--- MATERIALS PROVIDED ---

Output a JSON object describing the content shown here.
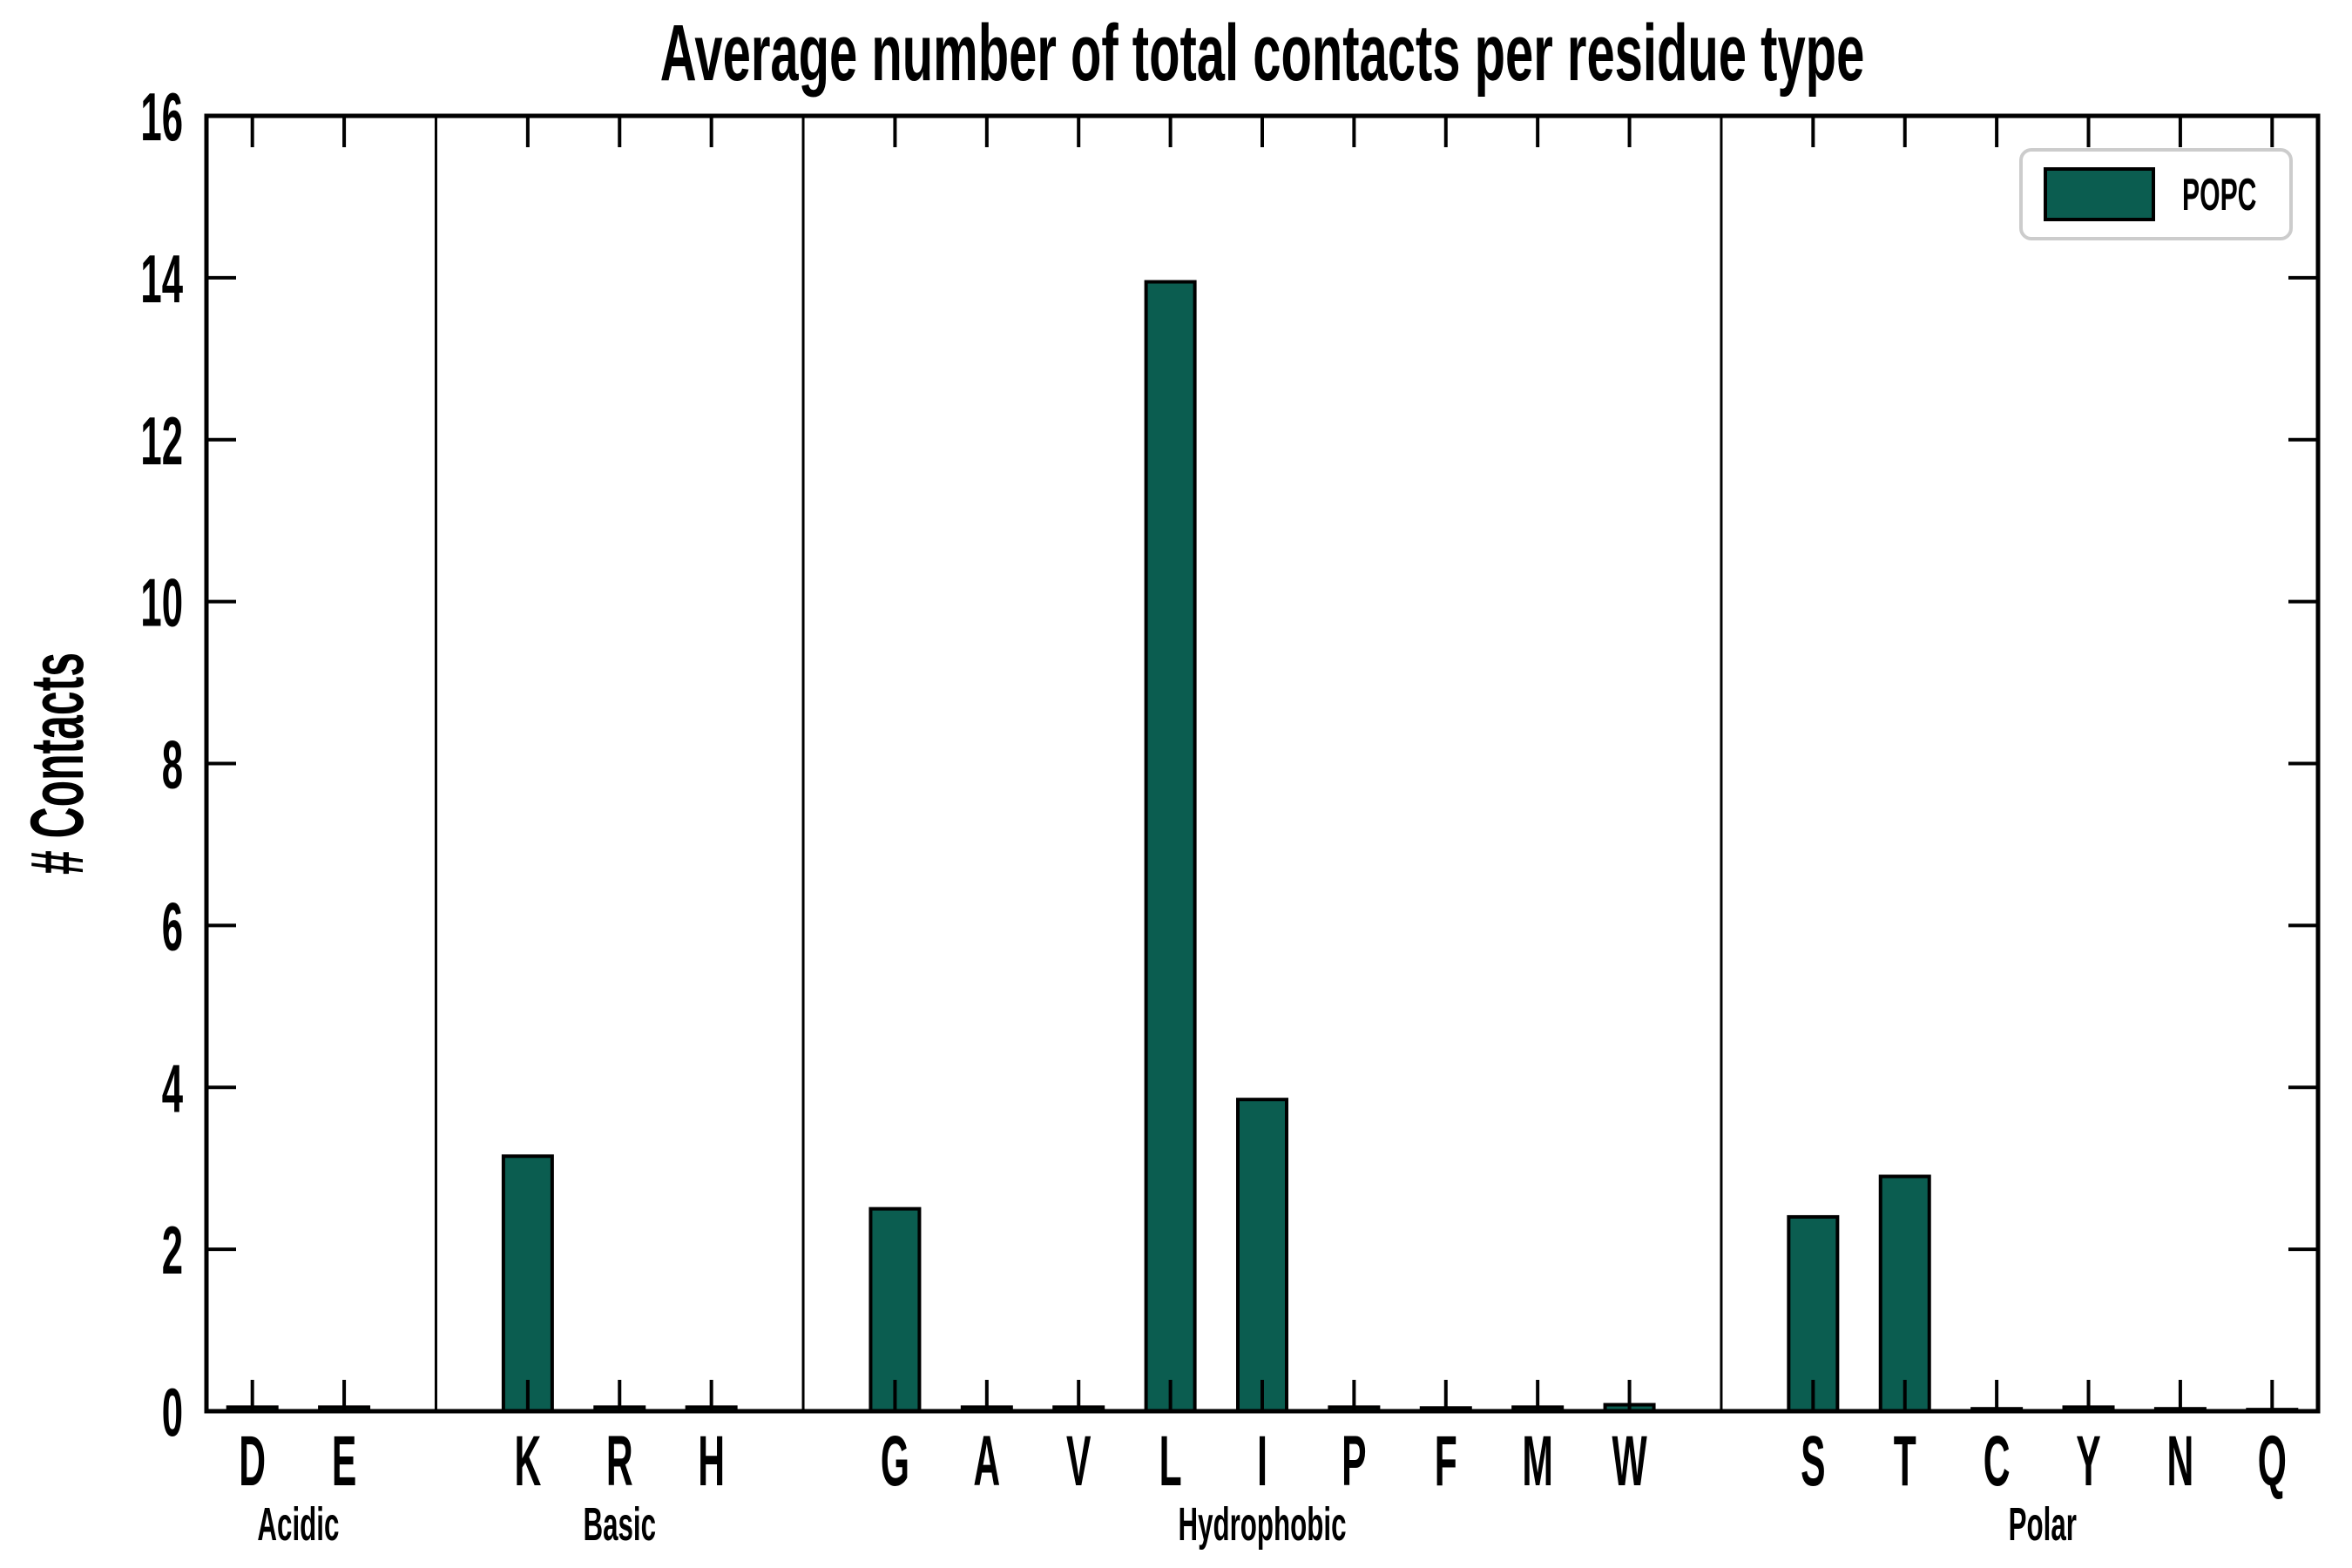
{
  "figure": {
    "background": "#ffffff"
  },
  "colors": {
    "bar_fill": "#0b5d50",
    "bar_edge": "#000000",
    "axis": "#000000",
    "separator": "#000000",
    "legend_border": "#cccccc",
    "legend_fill": "#ffffff",
    "text": "#000000"
  },
  "chart_data": {
    "type": "bar",
    "title": "Average number of total contacts per residue type",
    "xlabel": "",
    "ylabel": "# Contacts",
    "ylim": [
      0,
      16
    ],
    "ytick_step": 2,
    "yticks": [
      0,
      2,
      4,
      6,
      8,
      10,
      12,
      14,
      16
    ],
    "grid": false,
    "legend": [
      "POPC"
    ],
    "legend_position": "upper right",
    "groups": [
      {
        "label": "Acidic",
        "categories": [
          "D",
          "E"
        ],
        "values": [
          0.05,
          0.05
        ]
      },
      {
        "label": "Basic",
        "categories": [
          "K",
          "R",
          "H"
        ],
        "values": [
          3.15,
          0.05,
          0.05
        ]
      },
      {
        "label": "Hydrophobic",
        "categories": [
          "G",
          "A",
          "V",
          "L",
          "I",
          "P",
          "F",
          "M",
          "W"
        ],
        "values": [
          2.5,
          0.05,
          0.05,
          13.95,
          3.85,
          0.05,
          0.04,
          0.05,
          0.08
        ]
      },
      {
        "label": "Polar",
        "categories": [
          "S",
          "T",
          "C",
          "Y",
          "N",
          "Q"
        ],
        "values": [
          2.4,
          2.9,
          0.03,
          0.05,
          0.03,
          0.02
        ]
      }
    ]
  }
}
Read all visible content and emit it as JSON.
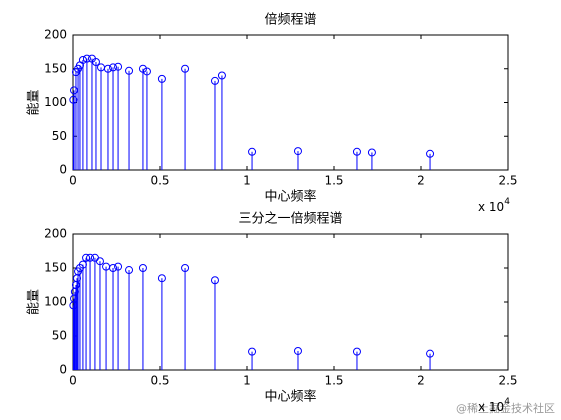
{
  "chart_data": [
    {
      "type": "stem",
      "title": "倍频程谱",
      "x_label": "中心频率",
      "y_label": "能量",
      "x_multiplier_base": "x 10",
      "x_multiplier_power": "4",
      "series": [
        {
          "name": "能量",
          "color": "#0000ff",
          "x": [
            20,
            60,
            170,
            290,
            400,
            570,
            800,
            1090,
            1320,
            1610,
            2010,
            2300,
            2590,
            3220,
            4020,
            4250,
            5110,
            6440,
            8160,
            8560,
            10290,
            12930,
            16320,
            17180,
            20520
          ],
          "values": [
            104,
            118,
            145,
            150,
            155,
            163,
            165,
            165,
            160,
            152,
            150,
            152,
            153,
            147,
            150,
            146,
            135,
            150,
            132,
            140,
            27,
            28,
            27,
            26,
            24
          ]
        }
      ],
      "xlim": [
        0,
        25000
      ],
      "xticks": [
        {
          "value": 0,
          "label": "0"
        },
        {
          "value": 5000,
          "label": "0.5"
        },
        {
          "value": 10000,
          "label": "1"
        },
        {
          "value": 15000,
          "label": "1.5"
        },
        {
          "value": 20000,
          "label": "2"
        },
        {
          "value": 25000,
          "label": "2.5"
        }
      ],
      "ylim": [
        0,
        200
      ],
      "yticks": [
        0,
        50,
        100,
        150,
        200
      ],
      "grid": false
    },
    {
      "type": "stem",
      "title": "三分之一倍频程谱",
      "x_label": "中心频率",
      "y_label": "能量",
      "x_multiplier_base": "x 10",
      "x_multiplier_power": "4",
      "series": [
        {
          "name": "能量",
          "color": "#0000ff",
          "x": [
            20,
            60,
            110,
            170,
            230,
            290,
            400,
            570,
            750,
            980,
            1260,
            1550,
            1900,
            2300,
            2590,
            3220,
            4020,
            5110,
            6440,
            8160,
            10290,
            12930,
            16320,
            20520
          ],
          "values": [
            95,
            105,
            115,
            125,
            135,
            145,
            150,
            155,
            165,
            165,
            165,
            160,
            152,
            150,
            152,
            147,
            150,
            135,
            150,
            132,
            27,
            28,
            27,
            24
          ]
        }
      ],
      "xlim": [
        0,
        25000
      ],
      "xticks": [
        {
          "value": 0,
          "label": "0"
        },
        {
          "value": 5000,
          "label": "0.5"
        },
        {
          "value": 10000,
          "label": "1"
        },
        {
          "value": 15000,
          "label": "1.5"
        },
        {
          "value": 20000,
          "label": "2"
        },
        {
          "value": 25000,
          "label": "2.5"
        }
      ],
      "ylim": [
        0,
        200
      ],
      "yticks": [
        0,
        50,
        100,
        150,
        200
      ],
      "grid": false
    }
  ],
  "watermark": "@稀土掘金技术社区"
}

---

THE REQUEST -> Restate the records above in full, word for word. Keep pictures out.

TASK ANSWER ->
Output a JSON object describing the content shown here.
{
  "figure": {
    "background": "#ffffff"
  },
  "colors": {
    "bar_fill": "#0b5d50",
    "bar_edge": "#000000",
    "axis": "#000000",
    "separator": "#000000",
    "legend_border": "#cccccc",
    "legend_fill": "#ffffff",
    "text": "#000000"
  },
  "chart_data": {
    "type": "bar",
    "title": "Average number of total contacts per residue type",
    "xlabel": "",
    "ylabel": "# Contacts",
    "ylim": [
      0,
      16
    ],
    "ytick_step": 2,
    "yticks": [
      0,
      2,
      4,
      6,
      8,
      10,
      12,
      14,
      16
    ],
    "grid": false,
    "legend": [
      "POPC"
    ],
    "legend_position": "upper right",
    "groups": [
      {
        "label": "Acidic",
        "categories": [
          "D",
          "E"
        ],
        "values": [
          0.05,
          0.05
        ]
      },
      {
        "label": "Basic",
        "categories": [
          "K",
          "R",
          "H"
        ],
        "values": [
          3.15,
          0.05,
          0.05
        ]
      },
      {
        "label": "Hydrophobic",
        "categories": [
          "G",
          "A",
          "V",
          "L",
          "I",
          "P",
          "F",
          "M",
          "W"
        ],
        "values": [
          2.5,
          0.05,
          0.05,
          13.95,
          3.85,
          0.05,
          0.04,
          0.05,
          0.08
        ]
      },
      {
        "label": "Polar",
        "categories": [
          "S",
          "T",
          "C",
          "Y",
          "N",
          "Q"
        ],
        "values": [
          2.4,
          2.9,
          0.03,
          0.05,
          0.03,
          0.02
        ]
      }
    ]
  }
}
Read all visible content and emit it as JSON.
{
  "chart_data": [
    {
      "type": "stem",
      "title": "倍频程谱",
      "x_label": "中心频率",
      "y_label": "能量",
      "x_multiplier_base": "x 10",
      "x_multiplier_power": "4",
      "series": [
        {
          "name": "能量",
          "color": "#0000ff",
          "x": [
            20,
            60,
            170,
            290,
            400,
            570,
            800,
            1090,
            1320,
            1610,
            2010,
            2300,
            2590,
            3220,
            4020,
            4250,
            5110,
            6440,
            8160,
            8560,
            10290,
            12930,
            16320,
            17180,
            20520
          ],
          "values": [
            104,
            118,
            145,
            150,
            155,
            163,
            165,
            165,
            160,
            152,
            150,
            152,
            153,
            147,
            150,
            146,
            135,
            150,
            132,
            140,
            27,
            28,
            27,
            26,
            24
          ]
        }
      ],
      "xlim": [
        0,
        25000
      ],
      "xticks": [
        {
          "value": 0,
          "label": "0"
        },
        {
          "value": 5000,
          "label": "0.5"
        },
        {
          "value": 10000,
          "label": "1"
        },
        {
          "value": 15000,
          "label": "1.5"
        },
        {
          "value": 20000,
          "label": "2"
        },
        {
          "value": 25000,
          "label": "2.5"
        }
      ],
      "ylim": [
        0,
        200
      ],
      "yticks": [
        0,
        50,
        100,
        150,
        200
      ],
      "grid": false
    },
    {
      "type": "stem",
      "title": "三分之一倍频程谱",
      "x_label": "中心频率",
      "y_label": "能量",
      "x_multiplier_base": "x 10",
      "x_multiplier_power": "4",
      "series": [
        {
          "name": "能量",
          "color": "#0000ff",
          "x": [
            20,
            60,
            110,
            170,
            230,
            290,
            400,
            570,
            750,
            980,
            1260,
            1550,
            1900,
            2300,
            2590,
            3220,
            4020,
            5110,
            6440,
            8160,
            10290,
            12930,
            16320,
            20520
          ],
          "values": [
            95,
            105,
            115,
            125,
            135,
            145,
            150,
            155,
            165,
            165,
            165,
            160,
            152,
            150,
            152,
            147,
            150,
            135,
            150,
            132,
            27,
            28,
            27,
            24
          ]
        }
      ],
      "xlim": [
        0,
        25000
      ],
      "xticks": [
        {
          "value": 0,
          "label": "0"
        },
        {
          "value": 5000,
          "label": "0.5"
        },
        {
          "value": 10000,
          "label": "1"
        },
        {
          "value": 15000,
          "label": "1.5"
        },
        {
          "value": 20000,
          "label": "2"
        },
        {
          "value": 25000,
          "label": "2.5"
        }
      ],
      "ylim": [
        0,
        200
      ],
      "yticks": [
        0,
        50,
        100,
        150,
        200
      ],
      "grid": false
    }
  ],
  "watermark": "@稀土掘金技术社区"
}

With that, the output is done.